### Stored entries

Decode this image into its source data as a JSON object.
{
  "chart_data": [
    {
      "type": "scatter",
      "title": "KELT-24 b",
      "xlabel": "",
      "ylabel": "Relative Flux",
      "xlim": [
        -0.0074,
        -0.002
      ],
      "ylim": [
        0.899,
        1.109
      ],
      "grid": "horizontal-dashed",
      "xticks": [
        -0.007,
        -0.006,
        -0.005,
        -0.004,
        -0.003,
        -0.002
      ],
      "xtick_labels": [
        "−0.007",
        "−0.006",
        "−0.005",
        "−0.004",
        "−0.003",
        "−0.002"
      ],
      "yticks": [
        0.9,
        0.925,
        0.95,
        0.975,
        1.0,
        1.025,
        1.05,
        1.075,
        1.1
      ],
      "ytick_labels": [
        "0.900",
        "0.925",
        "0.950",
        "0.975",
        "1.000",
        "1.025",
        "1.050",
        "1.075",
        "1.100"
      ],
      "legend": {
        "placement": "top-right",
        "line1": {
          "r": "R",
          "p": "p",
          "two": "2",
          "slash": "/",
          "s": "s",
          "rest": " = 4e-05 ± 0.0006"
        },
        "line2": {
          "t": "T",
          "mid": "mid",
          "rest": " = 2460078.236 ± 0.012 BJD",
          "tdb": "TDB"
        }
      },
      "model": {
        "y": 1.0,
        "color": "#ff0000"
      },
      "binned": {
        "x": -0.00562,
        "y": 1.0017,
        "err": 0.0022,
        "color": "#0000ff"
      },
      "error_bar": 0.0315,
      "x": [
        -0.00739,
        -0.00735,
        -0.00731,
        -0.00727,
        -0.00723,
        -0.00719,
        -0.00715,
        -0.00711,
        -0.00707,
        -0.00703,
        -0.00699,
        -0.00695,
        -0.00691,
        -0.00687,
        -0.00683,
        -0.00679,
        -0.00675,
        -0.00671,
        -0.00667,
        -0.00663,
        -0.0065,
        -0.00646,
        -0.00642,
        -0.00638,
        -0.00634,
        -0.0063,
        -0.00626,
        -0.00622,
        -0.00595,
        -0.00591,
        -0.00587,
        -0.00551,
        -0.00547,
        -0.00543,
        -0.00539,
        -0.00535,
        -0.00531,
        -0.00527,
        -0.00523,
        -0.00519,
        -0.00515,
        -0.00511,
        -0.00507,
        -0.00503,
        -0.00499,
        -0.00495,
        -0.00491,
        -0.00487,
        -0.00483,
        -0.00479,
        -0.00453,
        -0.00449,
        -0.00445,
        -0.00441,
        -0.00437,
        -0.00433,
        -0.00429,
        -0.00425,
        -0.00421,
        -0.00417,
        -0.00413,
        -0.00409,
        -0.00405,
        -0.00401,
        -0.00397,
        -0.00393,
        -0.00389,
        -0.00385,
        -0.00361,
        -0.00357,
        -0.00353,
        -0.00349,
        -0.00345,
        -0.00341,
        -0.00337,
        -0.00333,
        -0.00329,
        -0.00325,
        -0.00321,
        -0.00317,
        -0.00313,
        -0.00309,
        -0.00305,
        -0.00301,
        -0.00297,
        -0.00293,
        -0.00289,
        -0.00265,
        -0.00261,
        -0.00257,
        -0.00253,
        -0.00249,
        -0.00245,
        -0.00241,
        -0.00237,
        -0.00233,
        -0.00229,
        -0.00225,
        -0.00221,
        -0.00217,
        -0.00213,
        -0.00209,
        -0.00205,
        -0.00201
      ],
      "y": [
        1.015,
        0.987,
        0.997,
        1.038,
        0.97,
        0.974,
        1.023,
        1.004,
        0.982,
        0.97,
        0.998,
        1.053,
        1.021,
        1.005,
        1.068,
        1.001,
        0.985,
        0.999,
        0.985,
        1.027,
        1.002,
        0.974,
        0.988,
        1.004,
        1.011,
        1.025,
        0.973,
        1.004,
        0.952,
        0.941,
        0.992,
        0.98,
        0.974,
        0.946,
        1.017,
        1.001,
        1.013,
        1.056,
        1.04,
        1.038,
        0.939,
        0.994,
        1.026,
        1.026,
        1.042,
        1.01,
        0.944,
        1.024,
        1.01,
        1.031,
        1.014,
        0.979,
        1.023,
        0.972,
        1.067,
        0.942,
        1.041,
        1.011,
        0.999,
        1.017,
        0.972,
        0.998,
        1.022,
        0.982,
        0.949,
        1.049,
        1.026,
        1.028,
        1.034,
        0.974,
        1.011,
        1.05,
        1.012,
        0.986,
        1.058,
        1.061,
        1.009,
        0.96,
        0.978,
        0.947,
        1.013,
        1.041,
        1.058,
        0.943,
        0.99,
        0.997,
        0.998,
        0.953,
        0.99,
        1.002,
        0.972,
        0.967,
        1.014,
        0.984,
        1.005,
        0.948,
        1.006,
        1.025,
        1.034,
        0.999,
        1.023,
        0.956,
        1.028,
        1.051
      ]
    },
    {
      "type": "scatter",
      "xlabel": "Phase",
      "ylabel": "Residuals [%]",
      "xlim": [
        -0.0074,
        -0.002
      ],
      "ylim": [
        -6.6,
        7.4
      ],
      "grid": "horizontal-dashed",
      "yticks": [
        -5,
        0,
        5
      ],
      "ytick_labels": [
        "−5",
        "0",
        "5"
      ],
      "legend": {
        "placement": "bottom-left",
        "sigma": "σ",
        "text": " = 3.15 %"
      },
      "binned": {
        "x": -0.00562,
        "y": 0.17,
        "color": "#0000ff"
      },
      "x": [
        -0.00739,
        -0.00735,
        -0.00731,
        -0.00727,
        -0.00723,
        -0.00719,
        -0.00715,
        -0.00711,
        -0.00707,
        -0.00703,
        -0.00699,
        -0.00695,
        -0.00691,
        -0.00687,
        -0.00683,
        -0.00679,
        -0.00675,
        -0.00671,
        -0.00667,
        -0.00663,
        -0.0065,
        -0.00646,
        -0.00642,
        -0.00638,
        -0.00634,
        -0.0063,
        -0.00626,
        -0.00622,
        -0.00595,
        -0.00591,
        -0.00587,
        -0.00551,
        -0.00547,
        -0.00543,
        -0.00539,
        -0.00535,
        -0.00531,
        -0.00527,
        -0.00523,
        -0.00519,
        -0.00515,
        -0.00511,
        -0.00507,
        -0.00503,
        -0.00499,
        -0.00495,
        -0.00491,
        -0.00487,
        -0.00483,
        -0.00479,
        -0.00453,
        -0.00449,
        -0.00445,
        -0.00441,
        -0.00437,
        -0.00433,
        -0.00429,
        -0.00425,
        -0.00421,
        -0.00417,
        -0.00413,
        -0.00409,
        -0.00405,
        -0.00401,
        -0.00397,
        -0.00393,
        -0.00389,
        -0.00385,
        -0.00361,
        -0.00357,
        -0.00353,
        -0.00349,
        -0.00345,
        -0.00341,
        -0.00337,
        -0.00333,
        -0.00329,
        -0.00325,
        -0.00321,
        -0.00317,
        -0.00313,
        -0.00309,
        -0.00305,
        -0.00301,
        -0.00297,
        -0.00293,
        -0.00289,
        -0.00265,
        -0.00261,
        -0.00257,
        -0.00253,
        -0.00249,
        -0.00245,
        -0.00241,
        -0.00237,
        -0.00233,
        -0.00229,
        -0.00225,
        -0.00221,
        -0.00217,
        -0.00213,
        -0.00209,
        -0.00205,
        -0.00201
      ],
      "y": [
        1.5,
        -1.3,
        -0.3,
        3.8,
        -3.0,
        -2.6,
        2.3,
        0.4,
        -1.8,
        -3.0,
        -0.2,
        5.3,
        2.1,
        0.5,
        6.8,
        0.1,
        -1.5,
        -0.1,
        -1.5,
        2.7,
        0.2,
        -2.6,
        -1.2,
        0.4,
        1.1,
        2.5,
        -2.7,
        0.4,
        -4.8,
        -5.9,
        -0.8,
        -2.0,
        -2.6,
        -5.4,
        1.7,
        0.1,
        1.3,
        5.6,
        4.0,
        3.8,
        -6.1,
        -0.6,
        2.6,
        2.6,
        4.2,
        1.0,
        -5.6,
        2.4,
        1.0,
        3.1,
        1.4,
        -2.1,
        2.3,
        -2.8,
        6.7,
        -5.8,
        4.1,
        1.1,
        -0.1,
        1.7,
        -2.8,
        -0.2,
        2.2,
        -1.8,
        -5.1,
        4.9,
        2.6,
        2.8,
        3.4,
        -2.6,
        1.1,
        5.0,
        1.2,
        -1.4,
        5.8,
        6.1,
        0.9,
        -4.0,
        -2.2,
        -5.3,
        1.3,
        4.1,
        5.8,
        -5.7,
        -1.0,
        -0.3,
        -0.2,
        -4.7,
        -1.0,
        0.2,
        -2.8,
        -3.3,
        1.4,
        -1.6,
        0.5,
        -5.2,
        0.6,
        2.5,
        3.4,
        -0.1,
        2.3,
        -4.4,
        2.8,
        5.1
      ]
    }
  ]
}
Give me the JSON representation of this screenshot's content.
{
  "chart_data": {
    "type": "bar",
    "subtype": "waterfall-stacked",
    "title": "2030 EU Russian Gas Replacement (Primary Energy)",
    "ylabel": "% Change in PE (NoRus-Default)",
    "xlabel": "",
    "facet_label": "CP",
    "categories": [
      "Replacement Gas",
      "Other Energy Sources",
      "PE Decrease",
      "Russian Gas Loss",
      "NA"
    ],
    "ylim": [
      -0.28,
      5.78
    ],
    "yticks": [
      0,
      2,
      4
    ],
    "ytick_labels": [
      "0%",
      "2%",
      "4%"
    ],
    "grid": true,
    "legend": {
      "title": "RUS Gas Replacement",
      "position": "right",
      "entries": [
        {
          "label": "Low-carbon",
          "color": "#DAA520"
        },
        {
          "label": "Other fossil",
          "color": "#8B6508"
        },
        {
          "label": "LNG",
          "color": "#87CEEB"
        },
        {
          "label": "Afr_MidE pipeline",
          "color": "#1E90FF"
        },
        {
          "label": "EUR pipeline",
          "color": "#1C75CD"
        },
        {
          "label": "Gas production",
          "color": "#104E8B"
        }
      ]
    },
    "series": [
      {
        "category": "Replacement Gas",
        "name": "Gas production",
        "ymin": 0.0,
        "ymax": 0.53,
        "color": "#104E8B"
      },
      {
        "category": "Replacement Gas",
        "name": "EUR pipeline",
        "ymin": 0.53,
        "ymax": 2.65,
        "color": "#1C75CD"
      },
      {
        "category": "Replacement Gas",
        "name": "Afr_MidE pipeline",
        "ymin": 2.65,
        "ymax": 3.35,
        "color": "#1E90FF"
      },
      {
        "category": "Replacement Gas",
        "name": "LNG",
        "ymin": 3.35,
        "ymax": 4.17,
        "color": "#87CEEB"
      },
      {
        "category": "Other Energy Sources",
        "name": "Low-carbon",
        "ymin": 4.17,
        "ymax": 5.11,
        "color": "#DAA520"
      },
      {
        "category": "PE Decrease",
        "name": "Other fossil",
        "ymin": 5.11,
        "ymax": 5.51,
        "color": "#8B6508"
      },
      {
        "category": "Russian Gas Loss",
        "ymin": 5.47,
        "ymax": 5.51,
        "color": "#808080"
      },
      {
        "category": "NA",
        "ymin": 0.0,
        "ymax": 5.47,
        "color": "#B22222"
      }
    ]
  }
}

### Challenge
Search the preceding listing for the word "ymin" and pull out every line that holds it.

### The result
        "ymin": 0.0,
        "ymin": 0.53,
        "ymin": 2.65,
        "ymin": 3.35,
        "ymin": 4.17,
        "ymin": 5.11,
        "ymin": 5.47,
        "ymin": 0.0,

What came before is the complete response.